RECORD LIST
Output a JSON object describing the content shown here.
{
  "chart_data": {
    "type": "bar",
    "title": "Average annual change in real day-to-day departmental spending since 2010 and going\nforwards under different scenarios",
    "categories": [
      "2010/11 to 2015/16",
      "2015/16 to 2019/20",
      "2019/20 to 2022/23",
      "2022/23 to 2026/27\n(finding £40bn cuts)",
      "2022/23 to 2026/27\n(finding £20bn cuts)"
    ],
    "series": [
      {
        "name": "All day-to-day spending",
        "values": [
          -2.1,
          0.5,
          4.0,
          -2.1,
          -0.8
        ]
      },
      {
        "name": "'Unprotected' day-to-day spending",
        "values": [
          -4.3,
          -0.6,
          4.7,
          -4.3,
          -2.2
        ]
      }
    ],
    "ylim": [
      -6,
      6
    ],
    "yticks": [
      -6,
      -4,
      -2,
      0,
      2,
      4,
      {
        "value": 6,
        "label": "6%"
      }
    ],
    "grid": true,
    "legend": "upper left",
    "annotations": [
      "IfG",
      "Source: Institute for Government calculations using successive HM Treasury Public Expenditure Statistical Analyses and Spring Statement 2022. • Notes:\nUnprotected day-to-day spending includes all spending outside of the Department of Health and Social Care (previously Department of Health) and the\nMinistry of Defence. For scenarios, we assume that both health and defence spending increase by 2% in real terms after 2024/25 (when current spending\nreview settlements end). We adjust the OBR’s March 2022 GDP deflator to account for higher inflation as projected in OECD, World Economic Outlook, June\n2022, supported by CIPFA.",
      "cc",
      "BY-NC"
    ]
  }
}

THE REQUEST
Please reproduce all of the entries exactly as they stand.

FULL OUTPUT
Output a JSON object describing the content shown here.
{
  "chart_data": {
    "type": "bar",
    "title": "Average annual change in real day-to-day departmental spending since 2010 and going\nforwards under different scenarios",
    "categories": [
      "2010/11 to 2015/16",
      "2015/16 to 2019/20",
      "2019/20 to 2022/23",
      "2022/23 to 2026/27\n(finding £40bn cuts)",
      "2022/23 to 2026/27\n(finding £20bn cuts)"
    ],
    "series": [
      {
        "name": "All day-to-day spending",
        "values": [
          -2.1,
          0.5,
          4.0,
          -2.1,
          -0.8
        ]
      },
      {
        "name": "'Unprotected' day-to-day spending",
        "values": [
          -4.3,
          -0.6,
          4.7,
          -4.3,
          -2.2
        ]
      }
    ],
    "ylim": [
      -6,
      6
    ],
    "yticks": [
      -6,
      -4,
      -2,
      0,
      2,
      4,
      {
        "value": 6,
        "label": "6%"
      }
    ],
    "grid": true,
    "legend": "upper left",
    "annotations": [
      "IfG",
      "Source: Institute for Government calculations using successive HM Treasury Public Expenditure Statistical Analyses and Spring Statement 2022. • Notes:\nUnprotected day-to-day spending includes all spending outside of the Department of Health and Social Care (previously Department of Health) and the\nMinistry of Defence. For scenarios, we assume that both health and defence spending increase by 2% in real terms after 2024/25 (when current spending\nreview settlements end). We adjust the OBR’s March 2022 GDP deflator to account for higher inflation as projected in OECD, World Economic Outlook, June\n2022, supported by CIPFA.",
      "cc",
      "BY-NC"
    ]
  }
}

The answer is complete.